# DIRECTIONS
Return every line of the data below as a JSON array of strings, with one string per line. Omit blank lines and the picture placeholders.

# TASK DATA
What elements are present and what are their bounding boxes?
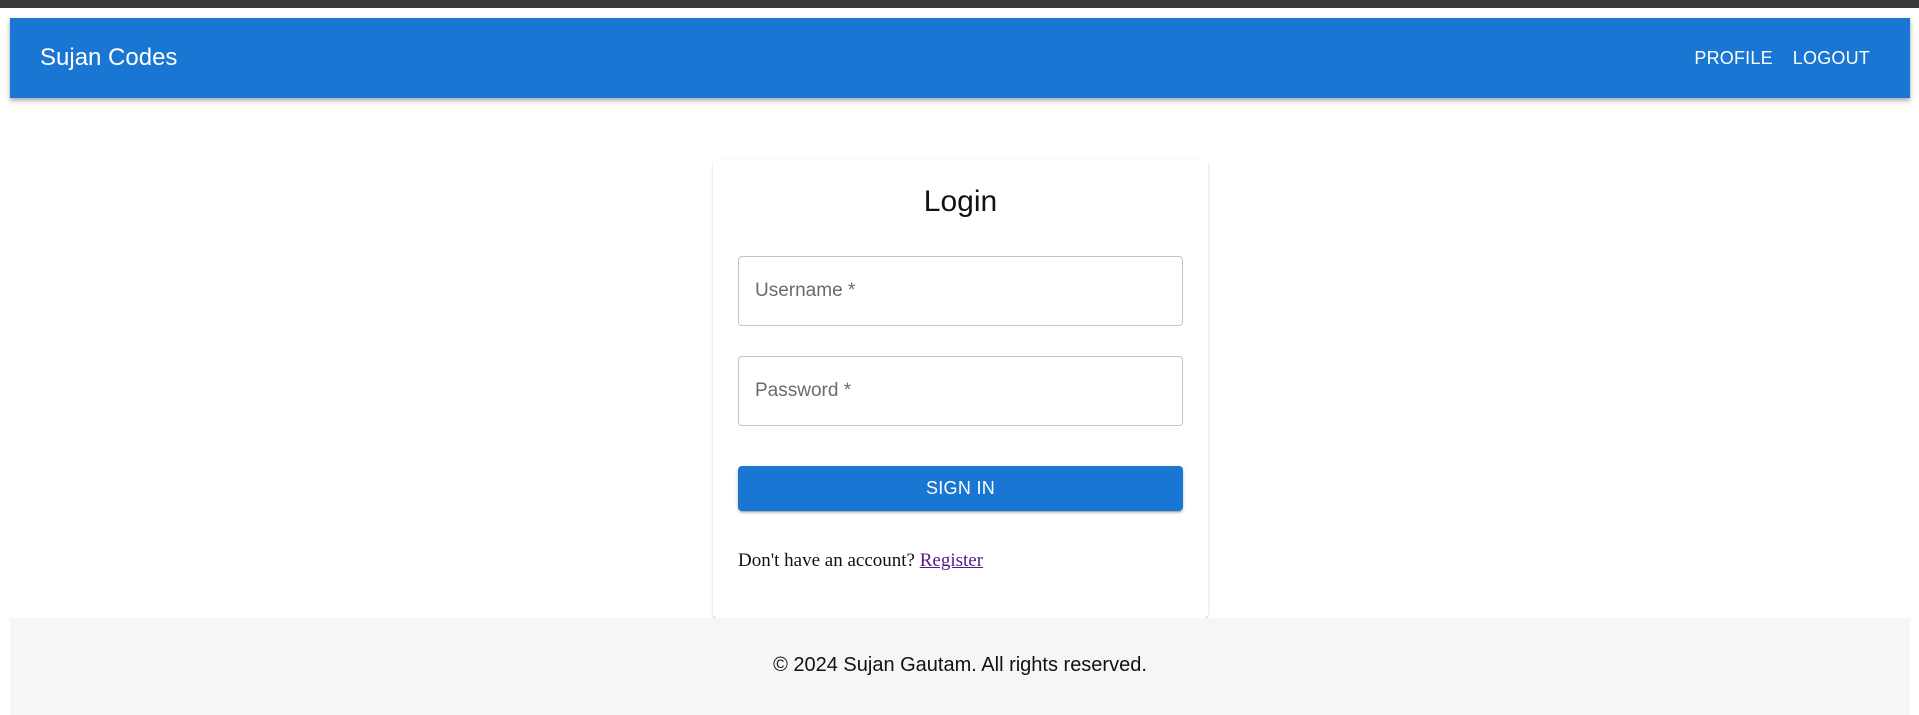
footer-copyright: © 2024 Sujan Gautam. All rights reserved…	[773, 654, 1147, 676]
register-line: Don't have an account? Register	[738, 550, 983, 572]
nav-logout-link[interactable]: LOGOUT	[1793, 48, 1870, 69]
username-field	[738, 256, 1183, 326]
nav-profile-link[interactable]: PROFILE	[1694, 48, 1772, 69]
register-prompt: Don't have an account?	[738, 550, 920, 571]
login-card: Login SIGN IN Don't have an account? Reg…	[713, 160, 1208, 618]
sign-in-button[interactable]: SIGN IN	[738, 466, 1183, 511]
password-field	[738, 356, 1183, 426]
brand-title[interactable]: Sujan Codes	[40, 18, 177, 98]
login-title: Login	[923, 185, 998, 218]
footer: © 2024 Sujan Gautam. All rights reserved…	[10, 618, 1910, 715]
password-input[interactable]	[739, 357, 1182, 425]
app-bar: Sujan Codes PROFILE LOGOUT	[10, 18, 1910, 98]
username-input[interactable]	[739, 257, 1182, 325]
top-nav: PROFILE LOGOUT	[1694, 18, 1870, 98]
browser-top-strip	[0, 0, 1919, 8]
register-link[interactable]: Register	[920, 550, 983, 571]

# EXERCISE RESULT
[
  "What elements are present and what are their bounding boxes?",
  "footer-copyright: © 2024 Sujan Gautam. All rights reserved…\t[773, 654, 1147, 676]",
  "register-line: Don't have an account? Register\t[738, 550, 983, 572]",
  "nav-logout-link[interactable]: LOGOUT\t[1793, 48, 1870, 69]",
  "username-field\t[738, 256, 1183, 326]",
  "nav-profile-link[interactable]: PROFILE\t[1694, 48, 1772, 69]",
  "register-prompt: Don't have an account?\t[738, 550, 920, 571]",
  "login-card: Login SIGN IN Don't have an account? Reg…\t[713, 160, 1208, 618]",
  "sign-in-button[interactable]: SIGN IN\t[738, 466, 1183, 511]",
  "password-field\t[738, 356, 1183, 426]",
  "brand-title[interactable]: Sujan Codes\t[40, 18, 177, 98]",
  "login-title: Login\t[923, 185, 998, 218]",
  "footer: © 2024 Sujan Gautam. All rights reserved…\t[10, 618, 1910, 715]",
  "password-input[interactable]\t[739, 357, 1182, 425]",
  "app-bar: Sujan Codes PROFILE LOGOUT\t[10, 18, 1910, 98]",
  "username-input[interactable]\t[739, 257, 1182, 325]",
  "top-nav: PROFILE LOGOUT\t[1694, 18, 1870, 98]",
  "browser-top-strip\t[0, 0, 1919, 8]",
  "register-link[interactable]: Register\t[920, 550, 983, 571]"
]